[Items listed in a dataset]
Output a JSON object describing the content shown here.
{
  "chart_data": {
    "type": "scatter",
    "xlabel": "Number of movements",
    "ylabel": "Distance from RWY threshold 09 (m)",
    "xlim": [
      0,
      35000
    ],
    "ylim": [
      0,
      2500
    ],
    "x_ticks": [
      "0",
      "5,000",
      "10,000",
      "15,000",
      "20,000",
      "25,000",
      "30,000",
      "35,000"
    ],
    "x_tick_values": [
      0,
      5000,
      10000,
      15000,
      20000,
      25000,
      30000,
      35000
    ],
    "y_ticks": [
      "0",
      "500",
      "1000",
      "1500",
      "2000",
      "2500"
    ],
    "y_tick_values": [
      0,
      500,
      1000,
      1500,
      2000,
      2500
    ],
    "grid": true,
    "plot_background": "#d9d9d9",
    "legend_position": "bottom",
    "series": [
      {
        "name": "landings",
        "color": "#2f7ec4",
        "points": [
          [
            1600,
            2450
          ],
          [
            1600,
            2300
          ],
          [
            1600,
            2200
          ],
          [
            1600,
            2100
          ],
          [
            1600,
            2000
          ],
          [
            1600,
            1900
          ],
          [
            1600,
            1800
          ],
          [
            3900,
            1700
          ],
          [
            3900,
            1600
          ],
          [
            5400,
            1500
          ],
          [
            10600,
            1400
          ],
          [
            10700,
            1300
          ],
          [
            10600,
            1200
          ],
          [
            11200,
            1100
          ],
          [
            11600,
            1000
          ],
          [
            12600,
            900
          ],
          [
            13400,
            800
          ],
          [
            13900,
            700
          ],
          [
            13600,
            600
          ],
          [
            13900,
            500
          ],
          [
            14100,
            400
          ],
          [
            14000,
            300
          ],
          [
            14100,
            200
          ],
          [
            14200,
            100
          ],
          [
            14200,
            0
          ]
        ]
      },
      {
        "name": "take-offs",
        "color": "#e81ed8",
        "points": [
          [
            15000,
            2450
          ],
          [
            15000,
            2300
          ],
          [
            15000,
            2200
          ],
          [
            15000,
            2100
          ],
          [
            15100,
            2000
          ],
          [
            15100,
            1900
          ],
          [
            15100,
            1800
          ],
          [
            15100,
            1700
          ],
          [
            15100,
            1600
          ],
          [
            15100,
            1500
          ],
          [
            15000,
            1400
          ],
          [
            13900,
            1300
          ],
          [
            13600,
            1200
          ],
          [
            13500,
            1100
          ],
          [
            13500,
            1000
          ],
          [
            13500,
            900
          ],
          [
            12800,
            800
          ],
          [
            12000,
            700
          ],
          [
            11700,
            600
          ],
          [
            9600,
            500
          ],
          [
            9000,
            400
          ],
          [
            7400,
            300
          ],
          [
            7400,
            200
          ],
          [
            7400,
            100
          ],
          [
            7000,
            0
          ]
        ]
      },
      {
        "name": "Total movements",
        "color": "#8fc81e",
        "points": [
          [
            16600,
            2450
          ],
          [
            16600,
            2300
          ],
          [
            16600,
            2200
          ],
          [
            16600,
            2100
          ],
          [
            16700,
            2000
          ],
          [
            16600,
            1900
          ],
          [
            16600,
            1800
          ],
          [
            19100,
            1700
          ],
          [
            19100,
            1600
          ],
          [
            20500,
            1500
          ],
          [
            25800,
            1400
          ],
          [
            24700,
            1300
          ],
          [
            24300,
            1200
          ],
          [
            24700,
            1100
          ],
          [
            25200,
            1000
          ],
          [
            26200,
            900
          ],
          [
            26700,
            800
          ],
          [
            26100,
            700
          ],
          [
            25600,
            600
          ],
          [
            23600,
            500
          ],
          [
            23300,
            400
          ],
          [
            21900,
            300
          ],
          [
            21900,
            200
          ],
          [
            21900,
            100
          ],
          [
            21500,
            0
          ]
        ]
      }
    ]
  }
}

WORK INSTRUCTIONS: Reproduce each record exactly as it appears.

FINAL ANSWER:
Output a JSON object describing the content shown here.
{
  "chart_data": {
    "type": "scatter",
    "xlabel": "Number of movements",
    "ylabel": "Distance from RWY threshold 09 (m)",
    "xlim": [
      0,
      35000
    ],
    "ylim": [
      0,
      2500
    ],
    "x_ticks": [
      "0",
      "5,000",
      "10,000",
      "15,000",
      "20,000",
      "25,000",
      "30,000",
      "35,000"
    ],
    "x_tick_values": [
      0,
      5000,
      10000,
      15000,
      20000,
      25000,
      30000,
      35000
    ],
    "y_ticks": [
      "0",
      "500",
      "1000",
      "1500",
      "2000",
      "2500"
    ],
    "y_tick_values": [
      0,
      500,
      1000,
      1500,
      2000,
      2500
    ],
    "grid": true,
    "plot_background": "#d9d9d9",
    "legend_position": "bottom",
    "series": [
      {
        "name": "landings",
        "color": "#2f7ec4",
        "points": [
          [
            1600,
            2450
          ],
          [
            1600,
            2300
          ],
          [
            1600,
            2200
          ],
          [
            1600,
            2100
          ],
          [
            1600,
            2000
          ],
          [
            1600,
            1900
          ],
          [
            1600,
            1800
          ],
          [
            3900,
            1700
          ],
          [
            3900,
            1600
          ],
          [
            5400,
            1500
          ],
          [
            10600,
            1400
          ],
          [
            10700,
            1300
          ],
          [
            10600,
            1200
          ],
          [
            11200,
            1100
          ],
          [
            11600,
            1000
          ],
          [
            12600,
            900
          ],
          [
            13400,
            800
          ],
          [
            13900,
            700
          ],
          [
            13600,
            600
          ],
          [
            13900,
            500
          ],
          [
            14100,
            400
          ],
          [
            14000,
            300
          ],
          [
            14100,
            200
          ],
          [
            14200,
            100
          ],
          [
            14200,
            0
          ]
        ]
      },
      {
        "name": "take-offs",
        "color": "#e81ed8",
        "points": [
          [
            15000,
            2450
          ],
          [
            15000,
            2300
          ],
          [
            15000,
            2200
          ],
          [
            15000,
            2100
          ],
          [
            15100,
            2000
          ],
          [
            15100,
            1900
          ],
          [
            15100,
            1800
          ],
          [
            15100,
            1700
          ],
          [
            15100,
            1600
          ],
          [
            15100,
            1500
          ],
          [
            15000,
            1400
          ],
          [
            13900,
            1300
          ],
          [
            13600,
            1200
          ],
          [
            13500,
            1100
          ],
          [
            13500,
            1000
          ],
          [
            13500,
            900
          ],
          [
            12800,
            800
          ],
          [
            12000,
            700
          ],
          [
            11700,
            600
          ],
          [
            9600,
            500
          ],
          [
            9000,
            400
          ],
          [
            7400,
            300
          ],
          [
            7400,
            200
          ],
          [
            7400,
            100
          ],
          [
            7000,
            0
          ]
        ]
      },
      {
        "name": "Total movements",
        "color": "#8fc81e",
        "points": [
          [
            16600,
            2450
          ],
          [
            16600,
            2300
          ],
          [
            16600,
            2200
          ],
          [
            16600,
            2100
          ],
          [
            16700,
            2000
          ],
          [
            16600,
            1900
          ],
          [
            16600,
            1800
          ],
          [
            19100,
            1700
          ],
          [
            19100,
            1600
          ],
          [
            20500,
            1500
          ],
          [
            25800,
            1400
          ],
          [
            24700,
            1300
          ],
          [
            24300,
            1200
          ],
          [
            24700,
            1100
          ],
          [
            25200,
            1000
          ],
          [
            26200,
            900
          ],
          [
            26700,
            800
          ],
          [
            26100,
            700
          ],
          [
            25600,
            600
          ],
          [
            23600,
            500
          ],
          [
            23300,
            400
          ],
          [
            21900,
            300
          ],
          [
            21900,
            200
          ],
          [
            21900,
            100
          ],
          [
            21500,
            0
          ]
        ]
      }
    ]
  }
}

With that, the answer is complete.